-- start SUPPLIED PASSAGE --

In this previous post I discussed some of the parameters we have to tune to estimate a boosting model using the xgboost package. In this post I will discuss the two parameters that were left out in part I, which are the gamma and the min_child_weight. These two parameters are much less obvious to understand but they can significantly change the results. Unfortunately, the best way to set them changes from dataset to dataset and we have to test a few values to select the best model. Note that there are many other parameters in the xgboost package. I am only showing the ones I use more.

## Parameters

• min_child_weigth: This parameter puts a lower bound on the number of instances in a terminal node. Bigger values require more instances in terminal nodes, which makes each tree in the boosting smaller and the algorithm more conservative.

-- end SUPPLIED PASSAGE --
-- start DATASET ROWS --

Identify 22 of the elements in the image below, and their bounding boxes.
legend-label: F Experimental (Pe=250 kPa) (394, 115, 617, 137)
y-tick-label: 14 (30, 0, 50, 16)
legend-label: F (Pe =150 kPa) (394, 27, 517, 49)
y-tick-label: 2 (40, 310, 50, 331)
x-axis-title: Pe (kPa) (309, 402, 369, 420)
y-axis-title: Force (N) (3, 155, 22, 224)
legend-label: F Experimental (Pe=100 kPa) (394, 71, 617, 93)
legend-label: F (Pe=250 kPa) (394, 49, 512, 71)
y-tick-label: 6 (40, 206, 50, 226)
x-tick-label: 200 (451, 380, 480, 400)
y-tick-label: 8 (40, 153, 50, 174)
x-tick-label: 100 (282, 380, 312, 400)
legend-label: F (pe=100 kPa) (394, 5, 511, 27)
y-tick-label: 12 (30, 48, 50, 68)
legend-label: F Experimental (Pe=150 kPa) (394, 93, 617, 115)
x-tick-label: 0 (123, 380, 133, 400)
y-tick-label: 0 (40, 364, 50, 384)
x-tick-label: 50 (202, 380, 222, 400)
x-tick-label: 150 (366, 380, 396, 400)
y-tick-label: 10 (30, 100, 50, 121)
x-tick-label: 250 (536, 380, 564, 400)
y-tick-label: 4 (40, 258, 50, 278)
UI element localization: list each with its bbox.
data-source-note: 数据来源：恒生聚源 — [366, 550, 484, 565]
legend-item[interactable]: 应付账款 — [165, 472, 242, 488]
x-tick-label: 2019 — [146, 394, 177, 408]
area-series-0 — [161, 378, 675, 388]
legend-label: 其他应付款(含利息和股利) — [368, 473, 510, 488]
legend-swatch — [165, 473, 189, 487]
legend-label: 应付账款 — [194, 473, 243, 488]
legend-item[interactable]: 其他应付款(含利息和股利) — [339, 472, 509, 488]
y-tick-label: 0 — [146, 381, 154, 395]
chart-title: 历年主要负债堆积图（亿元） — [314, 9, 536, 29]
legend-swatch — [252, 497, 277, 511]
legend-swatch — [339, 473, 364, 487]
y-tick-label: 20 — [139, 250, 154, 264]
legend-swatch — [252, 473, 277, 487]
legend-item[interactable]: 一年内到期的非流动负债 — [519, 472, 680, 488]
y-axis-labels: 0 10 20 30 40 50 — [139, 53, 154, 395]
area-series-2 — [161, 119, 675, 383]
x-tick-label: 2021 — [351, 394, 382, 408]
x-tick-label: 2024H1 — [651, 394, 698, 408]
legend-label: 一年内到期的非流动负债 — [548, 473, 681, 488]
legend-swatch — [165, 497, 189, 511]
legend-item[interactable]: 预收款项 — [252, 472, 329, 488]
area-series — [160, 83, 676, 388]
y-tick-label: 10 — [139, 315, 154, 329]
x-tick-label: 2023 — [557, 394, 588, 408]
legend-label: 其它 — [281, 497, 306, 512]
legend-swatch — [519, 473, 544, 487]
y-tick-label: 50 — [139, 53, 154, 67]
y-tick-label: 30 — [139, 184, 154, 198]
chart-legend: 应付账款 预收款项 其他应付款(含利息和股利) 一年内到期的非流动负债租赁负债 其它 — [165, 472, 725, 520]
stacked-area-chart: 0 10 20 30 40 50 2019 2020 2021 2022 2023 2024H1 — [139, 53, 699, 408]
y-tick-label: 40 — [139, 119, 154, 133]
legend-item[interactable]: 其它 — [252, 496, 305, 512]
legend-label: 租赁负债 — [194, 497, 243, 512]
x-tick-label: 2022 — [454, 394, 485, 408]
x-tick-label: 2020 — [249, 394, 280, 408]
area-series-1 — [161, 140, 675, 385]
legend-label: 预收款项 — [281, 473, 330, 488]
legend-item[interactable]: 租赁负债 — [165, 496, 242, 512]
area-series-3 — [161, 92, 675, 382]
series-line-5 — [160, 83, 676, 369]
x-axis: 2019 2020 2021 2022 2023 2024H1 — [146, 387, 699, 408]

-- end DATASET ROWS --

*REQUIREMENTS:*
1. Transcribe the xgboost parameters passage from "In this previous" up to and including "I use more.".
2. According to the xgboost parameters passage, why do bigger values of min_child_weight make the algorithm more conservative? Answer in one to three sentences.
3. In the xgboost parameters passage, which two parameters does the author say were left out in part I?

*ANSWERS PER TASK:*
1.
In this previous post I discussed some of the parameters we have to tune to estimate a boosting model using the xgboost package. In this post I will discuss the two parameters that were left out in part I, which are the gamma and the min_child_weight. These two parameters are much less obvious to understand but they can significantly change the results. Unfortunately, the best way to set them changes from dataset to dataset and we have to test a few values to select the best model. Note that there are many other parameters in the xgboost package. I am only showing the ones I use more.

2. Bigger values put a higher lower bound on the number of instances in a terminal node, so terminal nodes need more instances. That makes each tree in the boosting smaller, and the algorithm becomes more conservative.

3. The gamma and the min_child_weight.